Why Some Men Feel Sad And Distant After Sex
Sex is supposed to be fun. So why do you feel empty afterwards?
Why do guys distance themselves after intimacy? For some, it may be because they’re not feeling great. What happens to a man after sex or ejaculation can be emotionally difficult. Nearly half of men report feeling sad, irritable, and distant after sex. These feelings are real and common, and together they’re referred to as post-coital dysphoria (PCD). Although there has long been evidence of this phenomenon in women, the afterglow of sex can be more of a dark cloud for men, too, leading many men to wonder, why do I feel empty after sex?
“We had conducted research on PCD in women, and the findings on the percentage of women who experience PCD seemed robust,” study author Robert Schweitzer, Ph.D., a professor of psychology at Queensland University of Technology, told Newsweek. “And yet there were no similar studies relating to men.”
Schweitzer’s past research surveyed 230 college-aged women and found that 46% had experienced PCD symptoms such as irritability and crying after otherwise pleasant intercourse at some point in their lives. Another sample of 1,489 female twins in the UK indicated that nearly 8% of women experienced this issue chronically. And studies show that PCD could be connected to psychological stress or childhood sexual abuse.
Through his work with men and women as a clinical psychologist, Schweitzer noticed that men seemed to report similar feelings after sex. He began to suspect that PCD transcends gender barriers.
How Men Feel After Sex
To test this hypothesis, Schweitzer and his colleagues had 1,208 men in Australia, New Zealand, the UK, the U.S., Russia, and Germany complete anonymous online questionnaires about their feelings after sex. Overall, 41% of men said they had experienced PCD symptoms at some point in their lives. Symptoms ranged from not wanting to be touched and the desire to leave the room, to feeling annoyed, fidgety, emotionless, and even empty. Up to 20% of men reported feeling some form of PCD within the past month, and 3% to 4% felt it on a regular basis. Similar to past research on women, PCD was linked with psychological distress, childhood sexual abuse, and sexual dysfunction.

Data excerpts:

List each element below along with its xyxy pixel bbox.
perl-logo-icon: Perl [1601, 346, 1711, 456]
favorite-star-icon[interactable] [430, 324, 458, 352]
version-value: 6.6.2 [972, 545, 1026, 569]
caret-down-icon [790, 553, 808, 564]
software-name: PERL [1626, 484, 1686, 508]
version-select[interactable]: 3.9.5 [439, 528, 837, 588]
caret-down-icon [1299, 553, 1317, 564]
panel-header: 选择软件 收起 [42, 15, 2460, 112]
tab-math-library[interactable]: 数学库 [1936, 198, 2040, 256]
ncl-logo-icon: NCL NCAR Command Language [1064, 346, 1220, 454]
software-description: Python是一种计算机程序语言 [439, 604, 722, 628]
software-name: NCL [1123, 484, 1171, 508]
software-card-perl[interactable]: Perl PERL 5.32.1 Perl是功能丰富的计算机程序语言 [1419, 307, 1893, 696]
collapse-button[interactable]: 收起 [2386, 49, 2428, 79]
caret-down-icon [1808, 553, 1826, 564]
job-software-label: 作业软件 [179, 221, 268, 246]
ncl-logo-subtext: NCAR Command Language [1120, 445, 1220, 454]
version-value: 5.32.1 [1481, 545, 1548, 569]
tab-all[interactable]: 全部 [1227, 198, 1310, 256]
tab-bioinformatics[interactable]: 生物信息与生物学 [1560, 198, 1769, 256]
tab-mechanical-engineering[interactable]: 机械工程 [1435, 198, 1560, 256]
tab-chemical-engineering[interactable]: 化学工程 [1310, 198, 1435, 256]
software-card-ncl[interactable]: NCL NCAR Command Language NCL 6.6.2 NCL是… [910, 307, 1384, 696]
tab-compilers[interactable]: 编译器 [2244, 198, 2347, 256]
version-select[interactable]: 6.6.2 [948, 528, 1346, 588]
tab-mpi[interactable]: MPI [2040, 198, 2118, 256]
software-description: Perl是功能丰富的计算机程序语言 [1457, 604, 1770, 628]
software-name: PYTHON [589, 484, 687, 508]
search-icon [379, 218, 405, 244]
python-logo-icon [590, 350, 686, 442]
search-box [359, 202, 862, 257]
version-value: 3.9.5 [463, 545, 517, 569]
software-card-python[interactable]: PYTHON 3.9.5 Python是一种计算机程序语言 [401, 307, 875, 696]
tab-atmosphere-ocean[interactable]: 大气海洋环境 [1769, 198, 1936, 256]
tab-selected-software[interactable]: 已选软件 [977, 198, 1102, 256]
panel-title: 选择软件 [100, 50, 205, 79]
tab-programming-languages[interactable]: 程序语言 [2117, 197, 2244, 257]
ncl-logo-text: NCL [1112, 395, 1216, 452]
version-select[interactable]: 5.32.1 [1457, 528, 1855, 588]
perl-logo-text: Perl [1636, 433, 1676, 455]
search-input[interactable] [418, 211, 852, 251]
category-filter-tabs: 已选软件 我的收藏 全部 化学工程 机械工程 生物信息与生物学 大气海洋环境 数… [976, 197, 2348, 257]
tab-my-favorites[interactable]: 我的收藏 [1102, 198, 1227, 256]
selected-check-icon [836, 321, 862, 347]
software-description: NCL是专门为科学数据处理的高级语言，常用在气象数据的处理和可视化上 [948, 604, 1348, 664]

Activities:
1. Name every country in which men completed the anonymous online questionnaires in the article on post-coital dysphoria in men.
2. Answer these questions from the article on post-coital dysphoria in men:
(a) How many college-aged women were surveyed in Schweitzer's past research?
(b) What share of men said they had experienced PCD symptoms at some point in their lives?
(c) At which university is Schweitzer a professor of psychology?
3. Continue the article on post-coital dysphoria in men from where it stops.

Replies:
1. Australia, New Zealand, the UK, the U.S., Russia, and Germany.

2.
(a) 230
(b) 41%
(c) Queensland University of Technology

3.
But people don’t have to have childhood trauma or psychological distress to have PCD. It could simply be a rough comedown from a hormonal surge during sex.
“You go from absolute joy and pleasure to being separated. That, in its own way can cause women, and some men, to feel a bit sad. But it’s an organic biological function which happens to a greater or lesser extent to many people,” sex therapist Denise Knowles, who was not involved in the study, explained to The Independent. “It doesn’t have to mean anything sinister is going on.”
Schweitzer agrees that the cause of PCD in men is still unknown, and these preliminary findings are mostly meant to identify the condition for future study. However, he’s fairly certain that sadness, irritability, and restlessness after sex are not a reflection of any particular problem in a relationship.
“There seems to be a range of factors, including genetic susceptibility, possible hormonal factors and potentially, psychological factors which we do not understand at this time,” he said. “We don’t think it is about the relationship, but something more complex.”